* _Given instruction_
Exactly as they appear, output all of the records. Skip any images.

* _Record set_
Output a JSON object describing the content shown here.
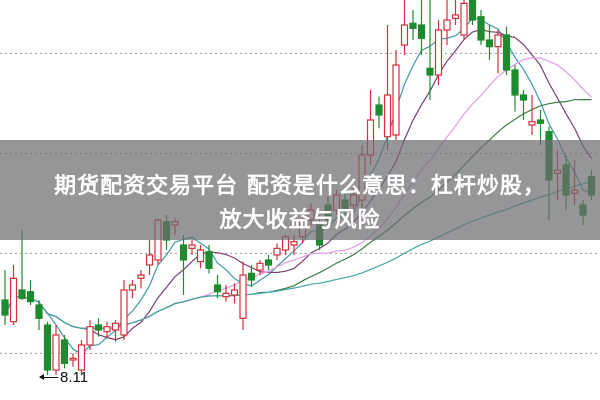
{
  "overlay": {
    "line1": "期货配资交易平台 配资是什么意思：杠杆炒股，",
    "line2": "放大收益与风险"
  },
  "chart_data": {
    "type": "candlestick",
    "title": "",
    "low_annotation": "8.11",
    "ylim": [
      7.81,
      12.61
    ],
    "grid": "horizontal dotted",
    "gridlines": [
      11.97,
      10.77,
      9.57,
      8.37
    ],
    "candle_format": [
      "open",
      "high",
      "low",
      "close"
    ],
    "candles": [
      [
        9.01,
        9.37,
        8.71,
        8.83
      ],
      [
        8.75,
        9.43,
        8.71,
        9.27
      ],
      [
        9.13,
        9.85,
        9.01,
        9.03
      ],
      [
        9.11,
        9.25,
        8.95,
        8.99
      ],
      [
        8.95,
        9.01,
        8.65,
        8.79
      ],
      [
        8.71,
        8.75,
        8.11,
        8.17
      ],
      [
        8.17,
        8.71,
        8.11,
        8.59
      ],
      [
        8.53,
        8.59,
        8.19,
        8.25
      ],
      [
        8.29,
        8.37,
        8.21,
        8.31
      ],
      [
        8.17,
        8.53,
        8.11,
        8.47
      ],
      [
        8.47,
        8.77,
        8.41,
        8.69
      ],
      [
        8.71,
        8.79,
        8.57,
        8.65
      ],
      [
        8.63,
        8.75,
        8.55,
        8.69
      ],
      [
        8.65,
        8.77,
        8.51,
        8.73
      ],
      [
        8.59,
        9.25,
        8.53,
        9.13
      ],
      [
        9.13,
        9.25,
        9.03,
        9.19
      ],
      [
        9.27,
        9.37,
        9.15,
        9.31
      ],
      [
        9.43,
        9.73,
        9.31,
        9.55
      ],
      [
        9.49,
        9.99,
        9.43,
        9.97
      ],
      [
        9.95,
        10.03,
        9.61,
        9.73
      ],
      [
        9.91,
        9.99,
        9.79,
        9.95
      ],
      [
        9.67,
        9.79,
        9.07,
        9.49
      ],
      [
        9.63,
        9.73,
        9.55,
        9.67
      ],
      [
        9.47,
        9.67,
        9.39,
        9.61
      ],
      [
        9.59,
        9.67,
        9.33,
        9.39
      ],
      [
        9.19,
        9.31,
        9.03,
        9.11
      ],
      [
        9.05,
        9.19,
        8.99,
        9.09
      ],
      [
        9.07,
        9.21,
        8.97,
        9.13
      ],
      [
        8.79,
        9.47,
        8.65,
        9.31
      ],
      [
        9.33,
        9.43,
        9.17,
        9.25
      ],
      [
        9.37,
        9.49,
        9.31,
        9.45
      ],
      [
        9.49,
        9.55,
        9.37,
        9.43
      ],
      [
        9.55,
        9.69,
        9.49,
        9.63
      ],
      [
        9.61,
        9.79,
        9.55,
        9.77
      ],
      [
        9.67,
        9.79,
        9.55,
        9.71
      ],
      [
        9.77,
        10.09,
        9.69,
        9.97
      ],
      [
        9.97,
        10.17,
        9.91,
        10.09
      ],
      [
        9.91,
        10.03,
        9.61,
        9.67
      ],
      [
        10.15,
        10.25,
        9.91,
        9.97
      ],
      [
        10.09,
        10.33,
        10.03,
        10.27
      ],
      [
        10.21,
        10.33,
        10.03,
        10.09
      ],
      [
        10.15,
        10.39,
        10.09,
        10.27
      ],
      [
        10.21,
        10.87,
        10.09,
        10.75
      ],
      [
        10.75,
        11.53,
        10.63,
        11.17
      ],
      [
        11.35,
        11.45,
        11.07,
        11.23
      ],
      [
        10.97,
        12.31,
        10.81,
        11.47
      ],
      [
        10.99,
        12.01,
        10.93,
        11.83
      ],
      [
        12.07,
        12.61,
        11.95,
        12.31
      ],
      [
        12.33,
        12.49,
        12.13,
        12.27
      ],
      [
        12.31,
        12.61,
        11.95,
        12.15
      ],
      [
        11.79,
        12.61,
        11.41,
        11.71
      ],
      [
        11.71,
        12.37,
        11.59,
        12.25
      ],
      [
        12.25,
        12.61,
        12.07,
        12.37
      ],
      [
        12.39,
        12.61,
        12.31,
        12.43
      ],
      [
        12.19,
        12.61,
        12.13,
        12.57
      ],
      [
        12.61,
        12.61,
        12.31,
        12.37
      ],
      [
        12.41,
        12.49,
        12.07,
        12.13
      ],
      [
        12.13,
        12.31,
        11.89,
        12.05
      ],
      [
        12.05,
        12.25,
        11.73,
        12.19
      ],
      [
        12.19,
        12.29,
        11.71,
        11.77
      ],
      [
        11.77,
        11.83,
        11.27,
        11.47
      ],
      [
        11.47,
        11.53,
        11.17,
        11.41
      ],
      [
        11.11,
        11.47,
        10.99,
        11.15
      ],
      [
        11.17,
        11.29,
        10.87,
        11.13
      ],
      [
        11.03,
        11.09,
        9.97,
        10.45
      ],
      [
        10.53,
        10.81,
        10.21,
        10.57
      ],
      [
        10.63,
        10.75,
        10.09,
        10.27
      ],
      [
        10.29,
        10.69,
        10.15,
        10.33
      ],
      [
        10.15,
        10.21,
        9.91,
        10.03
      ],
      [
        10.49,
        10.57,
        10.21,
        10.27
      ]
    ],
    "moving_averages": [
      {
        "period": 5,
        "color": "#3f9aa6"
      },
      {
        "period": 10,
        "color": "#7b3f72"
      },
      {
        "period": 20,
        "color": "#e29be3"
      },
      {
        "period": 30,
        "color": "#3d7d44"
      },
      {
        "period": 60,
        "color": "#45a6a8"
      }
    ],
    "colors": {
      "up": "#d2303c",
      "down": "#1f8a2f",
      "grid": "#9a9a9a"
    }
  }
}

* _Task solution_
Output a JSON object describing the content shown here.
{
  "overlay": {
    "line1": "期货配资交易平台 配资是什么意思：杠杆炒股，",
    "line2": "放大收益与风险"
  },
  "chart_data": {
    "type": "candlestick",
    "title": "",
    "low_annotation": "8.11",
    "ylim": [
      7.81,
      12.61
    ],
    "grid": "horizontal dotted",
    "gridlines": [
      11.97,
      10.77,
      9.57,
      8.37
    ],
    "candle_format": [
      "open",
      "high",
      "low",
      "close"
    ],
    "candles": [
      [
        9.01,
        9.37,
        8.71,
        8.83
      ],
      [
        8.75,
        9.43,
        8.71,
        9.27
      ],
      [
        9.13,
        9.85,
        9.01,
        9.03
      ],
      [
        9.11,
        9.25,
        8.95,
        8.99
      ],
      [
        8.95,
        9.01,
        8.65,
        8.79
      ],
      [
        8.71,
        8.75,
        8.11,
        8.17
      ],
      [
        8.17,
        8.71,
        8.11,
        8.59
      ],
      [
        8.53,
        8.59,
        8.19,
        8.25
      ],
      [
        8.29,
        8.37,
        8.21,
        8.31
      ],
      [
        8.17,
        8.53,
        8.11,
        8.47
      ],
      [
        8.47,
        8.77,
        8.41,
        8.69
      ],
      [
        8.71,
        8.79,
        8.57,
        8.65
      ],
      [
        8.63,
        8.75,
        8.55,
        8.69
      ],
      [
        8.65,
        8.77,
        8.51,
        8.73
      ],
      [
        8.59,
        9.25,
        8.53,
        9.13
      ],
      [
        9.13,
        9.25,
        9.03,
        9.19
      ],
      [
        9.27,
        9.37,
        9.15,
        9.31
      ],
      [
        9.43,
        9.73,
        9.31,
        9.55
      ],
      [
        9.49,
        9.99,
        9.43,
        9.97
      ],
      [
        9.95,
        10.03,
        9.61,
        9.73
      ],
      [
        9.91,
        9.99,
        9.79,
        9.95
      ],
      [
        9.67,
        9.79,
        9.07,
        9.49
      ],
      [
        9.63,
        9.73,
        9.55,
        9.67
      ],
      [
        9.47,
        9.67,
        9.39,
        9.61
      ],
      [
        9.59,
        9.67,
        9.33,
        9.39
      ],
      [
        9.19,
        9.31,
        9.03,
        9.11
      ],
      [
        9.05,
        9.19,
        8.99,
        9.09
      ],
      [
        9.07,
        9.21,
        8.97,
        9.13
      ],
      [
        8.79,
        9.47,
        8.65,
        9.31
      ],
      [
        9.33,
        9.43,
        9.17,
        9.25
      ],
      [
        9.37,
        9.49,
        9.31,
        9.45
      ],
      [
        9.49,
        9.55,
        9.37,
        9.43
      ],
      [
        9.55,
        9.69,
        9.49,
        9.63
      ],
      [
        9.61,
        9.79,
        9.55,
        9.77
      ],
      [
        9.67,
        9.79,
        9.55,
        9.71
      ],
      [
        9.77,
        10.09,
        9.69,
        9.97
      ],
      [
        9.97,
        10.17,
        9.91,
        10.09
      ],
      [
        9.91,
        10.03,
        9.61,
        9.67
      ],
      [
        10.15,
        10.25,
        9.91,
        9.97
      ],
      [
        10.09,
        10.33,
        10.03,
        10.27
      ],
      [
        10.21,
        10.33,
        10.03,
        10.09
      ],
      [
        10.15,
        10.39,
        10.09,
        10.27
      ],
      [
        10.21,
        10.87,
        10.09,
        10.75
      ],
      [
        10.75,
        11.53,
        10.63,
        11.17
      ],
      [
        11.35,
        11.45,
        11.07,
        11.23
      ],
      [
        10.97,
        12.31,
        10.81,
        11.47
      ],
      [
        10.99,
        12.01,
        10.93,
        11.83
      ],
      [
        12.07,
        12.61,
        11.95,
        12.31
      ],
      [
        12.33,
        12.49,
        12.13,
        12.27
      ],
      [
        12.31,
        12.61,
        11.95,
        12.15
      ],
      [
        11.79,
        12.61,
        11.41,
        11.71
      ],
      [
        11.71,
        12.37,
        11.59,
        12.25
      ],
      [
        12.25,
        12.61,
        12.07,
        12.37
      ],
      [
        12.39,
        12.61,
        12.31,
        12.43
      ],
      [
        12.19,
        12.61,
        12.13,
        12.57
      ],
      [
        12.61,
        12.61,
        12.31,
        12.37
      ],
      [
        12.41,
        12.49,
        12.07,
        12.13
      ],
      [
        12.13,
        12.31,
        11.89,
        12.05
      ],
      [
        12.05,
        12.25,
        11.73,
        12.19
      ],
      [
        12.19,
        12.29,
        11.71,
        11.77
      ],
      [
        11.77,
        11.83,
        11.27,
        11.47
      ],
      [
        11.47,
        11.53,
        11.17,
        11.41
      ],
      [
        11.11,
        11.47,
        10.99,
        11.15
      ],
      [
        11.17,
        11.29,
        10.87,
        11.13
      ],
      [
        11.03,
        11.09,
        9.97,
        10.45
      ],
      [
        10.53,
        10.81,
        10.21,
        10.57
      ],
      [
        10.63,
        10.75,
        10.09,
        10.27
      ],
      [
        10.29,
        10.69,
        10.15,
        10.33
      ],
      [
        10.15,
        10.21,
        9.91,
        10.03
      ],
      [
        10.49,
        10.57,
        10.21,
        10.27
      ]
    ],
    "moving_averages": [
      {
        "period": 5,
        "color": "#3f9aa6"
      },
      {
        "period": 10,
        "color": "#7b3f72"
      },
      {
        "period": 20,
        "color": "#e29be3"
      },
      {
        "period": 30,
        "color": "#3d7d44"
      },
      {
        "period": 60,
        "color": "#45a6a8"
      }
    ],
    "colors": {
      "up": "#d2303c",
      "down": "#1f8a2f",
      "grid": "#9a9a9a"
    }
  }
}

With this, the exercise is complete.